Copy every line of the following data that includes the string "this".

[Start of Task data]

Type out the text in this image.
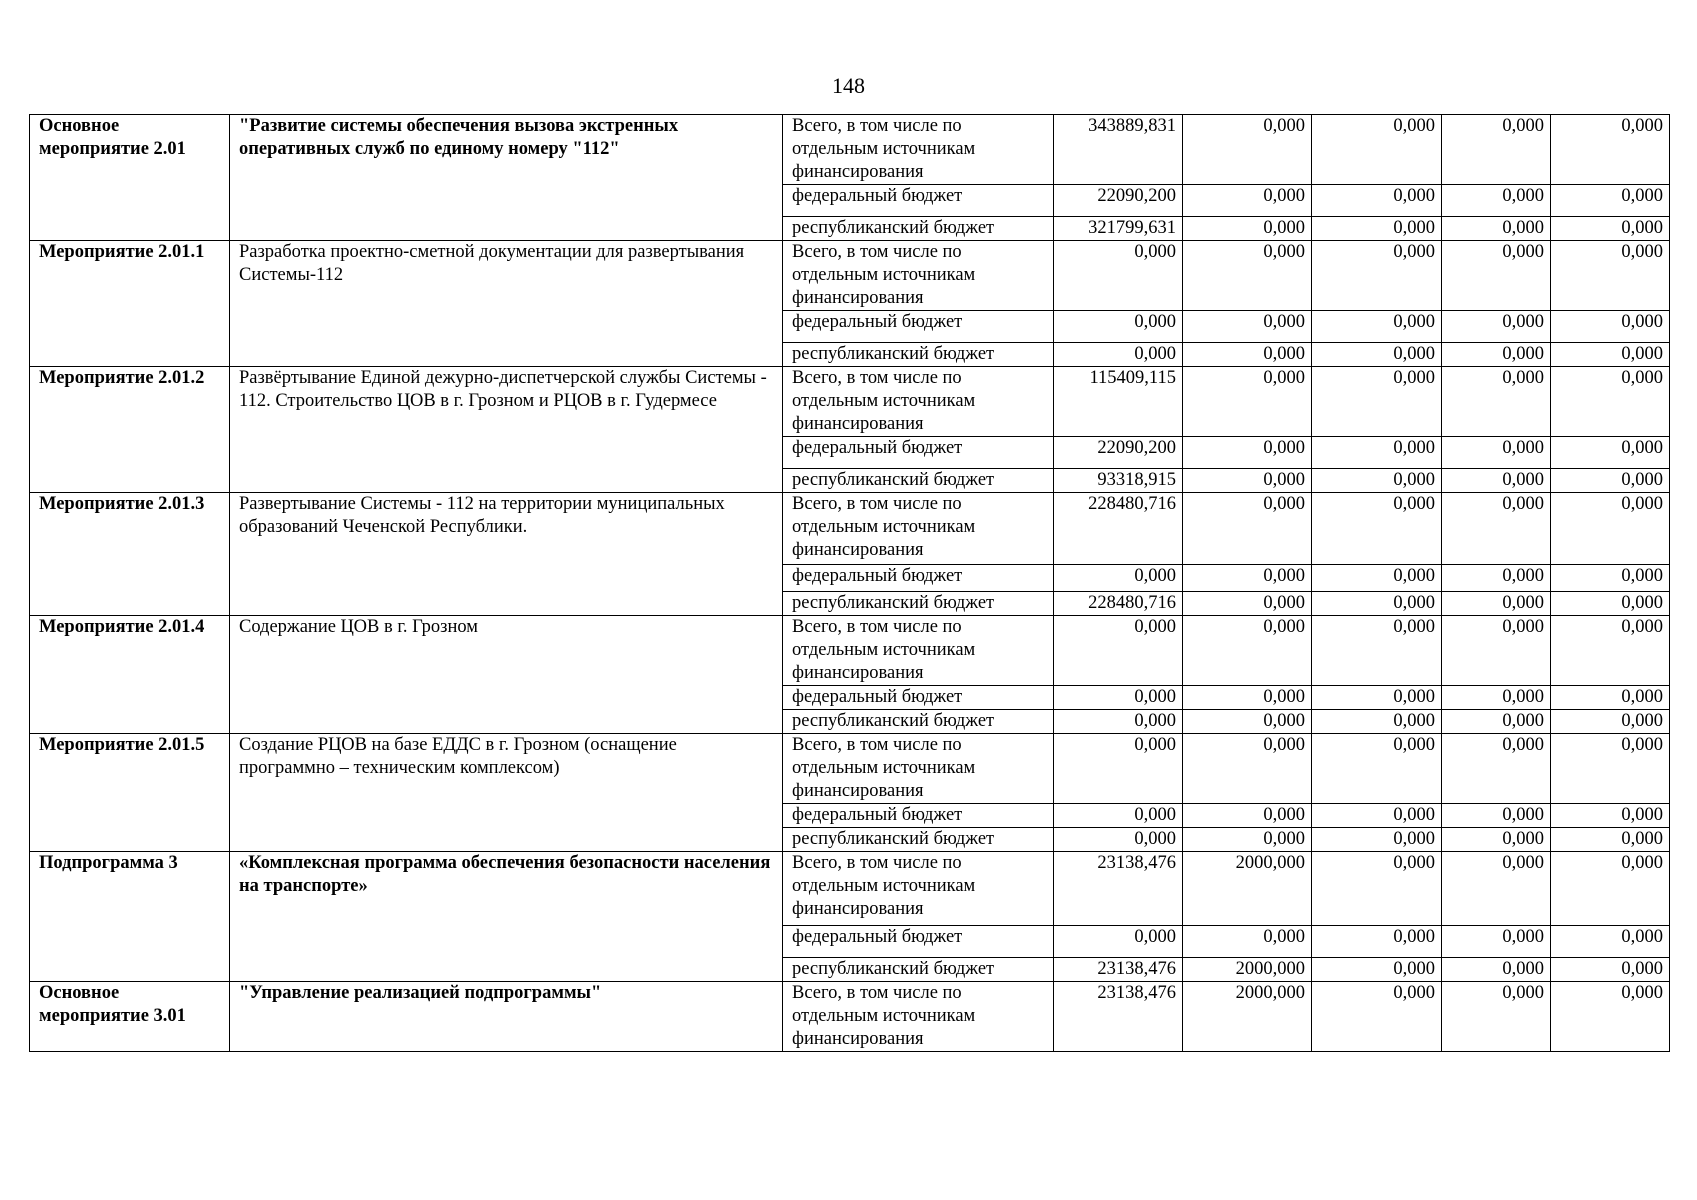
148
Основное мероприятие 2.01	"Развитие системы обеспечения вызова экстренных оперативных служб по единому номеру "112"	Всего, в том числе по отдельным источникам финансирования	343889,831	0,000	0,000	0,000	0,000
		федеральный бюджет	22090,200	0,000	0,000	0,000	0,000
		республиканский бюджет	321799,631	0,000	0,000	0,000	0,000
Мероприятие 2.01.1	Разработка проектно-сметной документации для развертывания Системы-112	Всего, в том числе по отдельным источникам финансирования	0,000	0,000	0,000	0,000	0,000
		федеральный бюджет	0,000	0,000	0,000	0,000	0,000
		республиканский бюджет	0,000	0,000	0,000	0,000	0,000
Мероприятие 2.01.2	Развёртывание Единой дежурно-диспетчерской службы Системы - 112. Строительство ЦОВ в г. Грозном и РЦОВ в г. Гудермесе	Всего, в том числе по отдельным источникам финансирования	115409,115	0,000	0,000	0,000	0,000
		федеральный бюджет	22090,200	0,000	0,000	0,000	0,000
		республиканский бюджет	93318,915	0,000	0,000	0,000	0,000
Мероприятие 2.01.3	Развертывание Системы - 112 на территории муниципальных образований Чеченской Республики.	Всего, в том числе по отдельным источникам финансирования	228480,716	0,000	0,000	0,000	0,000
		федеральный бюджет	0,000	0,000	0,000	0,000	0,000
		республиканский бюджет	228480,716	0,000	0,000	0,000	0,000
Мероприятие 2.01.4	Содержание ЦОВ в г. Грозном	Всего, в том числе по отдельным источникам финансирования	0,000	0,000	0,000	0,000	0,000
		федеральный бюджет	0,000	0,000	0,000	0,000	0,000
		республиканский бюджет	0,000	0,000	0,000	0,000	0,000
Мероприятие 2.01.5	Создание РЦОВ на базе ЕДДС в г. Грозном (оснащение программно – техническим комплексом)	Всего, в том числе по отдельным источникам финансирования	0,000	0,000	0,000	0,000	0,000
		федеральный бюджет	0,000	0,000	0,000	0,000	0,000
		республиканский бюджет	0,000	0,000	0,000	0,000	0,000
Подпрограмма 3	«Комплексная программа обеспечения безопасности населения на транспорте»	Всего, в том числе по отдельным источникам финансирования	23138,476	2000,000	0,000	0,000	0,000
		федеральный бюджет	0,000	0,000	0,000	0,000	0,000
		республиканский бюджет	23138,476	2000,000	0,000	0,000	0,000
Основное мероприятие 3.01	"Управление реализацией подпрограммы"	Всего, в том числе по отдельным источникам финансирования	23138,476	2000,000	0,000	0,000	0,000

[End of Task data]
[Start of Task data]

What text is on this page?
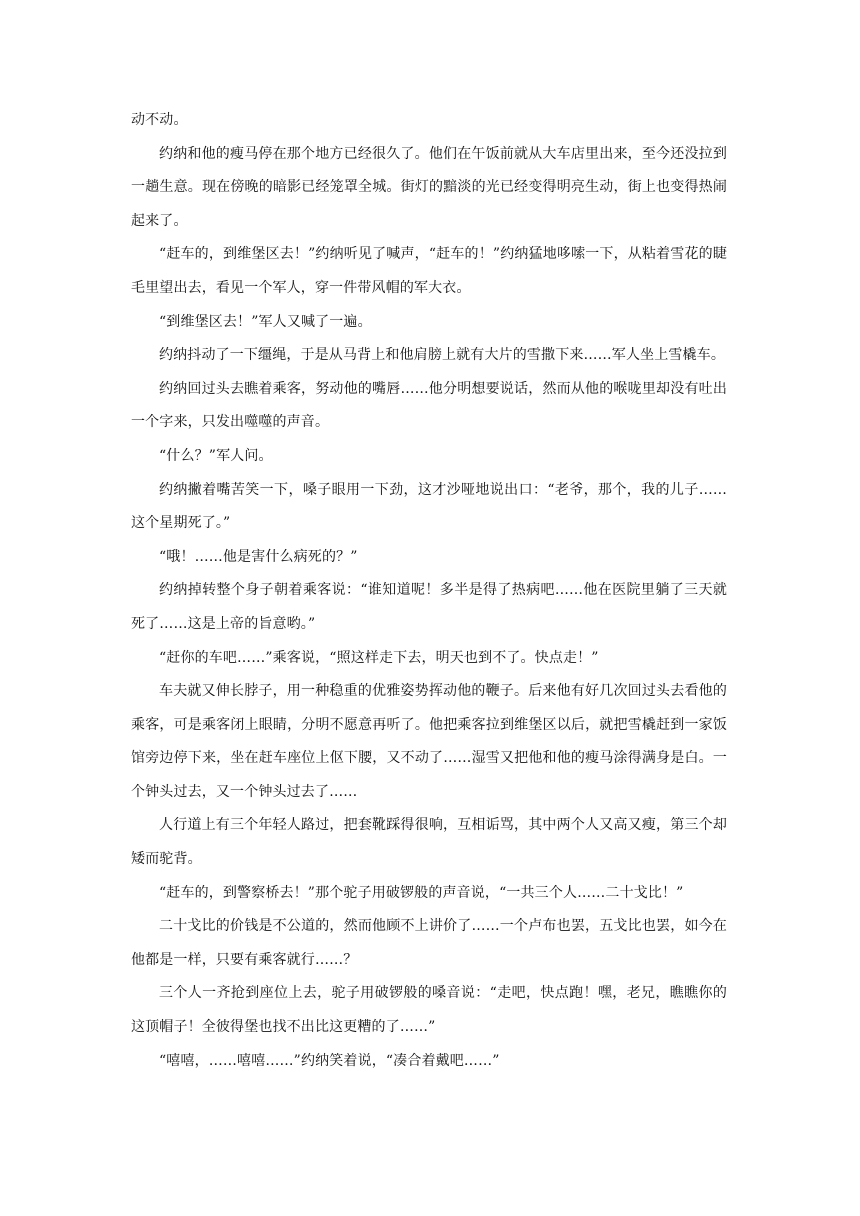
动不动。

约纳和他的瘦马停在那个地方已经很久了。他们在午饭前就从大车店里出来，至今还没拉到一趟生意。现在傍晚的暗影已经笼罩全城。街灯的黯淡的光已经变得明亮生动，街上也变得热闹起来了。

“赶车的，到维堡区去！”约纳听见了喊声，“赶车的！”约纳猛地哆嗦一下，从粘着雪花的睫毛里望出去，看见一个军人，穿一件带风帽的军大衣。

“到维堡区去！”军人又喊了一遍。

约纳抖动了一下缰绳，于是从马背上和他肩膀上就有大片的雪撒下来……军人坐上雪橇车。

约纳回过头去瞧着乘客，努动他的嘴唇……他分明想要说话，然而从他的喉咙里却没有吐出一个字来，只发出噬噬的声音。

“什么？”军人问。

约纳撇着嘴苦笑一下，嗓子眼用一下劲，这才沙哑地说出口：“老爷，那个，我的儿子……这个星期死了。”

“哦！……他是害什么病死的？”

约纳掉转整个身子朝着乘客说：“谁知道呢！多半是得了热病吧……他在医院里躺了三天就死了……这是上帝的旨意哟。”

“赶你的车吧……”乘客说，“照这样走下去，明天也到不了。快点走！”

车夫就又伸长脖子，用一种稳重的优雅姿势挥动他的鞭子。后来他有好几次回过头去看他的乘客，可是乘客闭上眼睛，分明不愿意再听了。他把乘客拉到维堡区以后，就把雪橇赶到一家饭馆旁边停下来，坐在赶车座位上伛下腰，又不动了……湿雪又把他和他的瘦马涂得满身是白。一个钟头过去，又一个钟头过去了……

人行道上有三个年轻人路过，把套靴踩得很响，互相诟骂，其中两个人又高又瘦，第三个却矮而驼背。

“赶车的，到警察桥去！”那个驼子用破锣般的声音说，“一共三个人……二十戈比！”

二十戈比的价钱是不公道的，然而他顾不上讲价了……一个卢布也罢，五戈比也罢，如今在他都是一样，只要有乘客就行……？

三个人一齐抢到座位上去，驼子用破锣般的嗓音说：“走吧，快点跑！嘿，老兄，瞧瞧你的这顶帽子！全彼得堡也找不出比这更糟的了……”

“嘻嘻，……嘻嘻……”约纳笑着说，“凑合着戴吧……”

[End of Task data]
[Start of Task data]

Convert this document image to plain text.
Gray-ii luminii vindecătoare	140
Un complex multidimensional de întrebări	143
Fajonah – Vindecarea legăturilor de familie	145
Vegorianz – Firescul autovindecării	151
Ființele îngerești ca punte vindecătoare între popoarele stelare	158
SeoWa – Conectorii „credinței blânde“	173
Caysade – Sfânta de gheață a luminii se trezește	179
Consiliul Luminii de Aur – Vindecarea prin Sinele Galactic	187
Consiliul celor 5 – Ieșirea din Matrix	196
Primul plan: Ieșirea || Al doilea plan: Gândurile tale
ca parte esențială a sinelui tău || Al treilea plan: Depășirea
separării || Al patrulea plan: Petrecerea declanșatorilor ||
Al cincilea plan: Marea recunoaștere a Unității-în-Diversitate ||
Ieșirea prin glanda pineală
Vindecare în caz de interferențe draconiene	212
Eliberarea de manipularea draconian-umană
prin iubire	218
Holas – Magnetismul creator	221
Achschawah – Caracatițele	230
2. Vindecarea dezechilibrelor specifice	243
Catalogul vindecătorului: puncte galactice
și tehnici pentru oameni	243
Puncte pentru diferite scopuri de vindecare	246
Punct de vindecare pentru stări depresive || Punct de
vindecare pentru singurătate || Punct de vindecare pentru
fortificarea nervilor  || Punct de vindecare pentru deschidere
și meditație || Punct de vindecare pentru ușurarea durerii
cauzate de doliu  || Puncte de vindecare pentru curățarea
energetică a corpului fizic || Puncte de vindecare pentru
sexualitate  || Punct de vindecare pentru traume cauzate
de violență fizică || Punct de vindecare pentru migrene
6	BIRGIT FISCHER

[End of Task data]

Reply to the task:
Type out the text in this image.
What text is on this page?
Convert this document image to plain text.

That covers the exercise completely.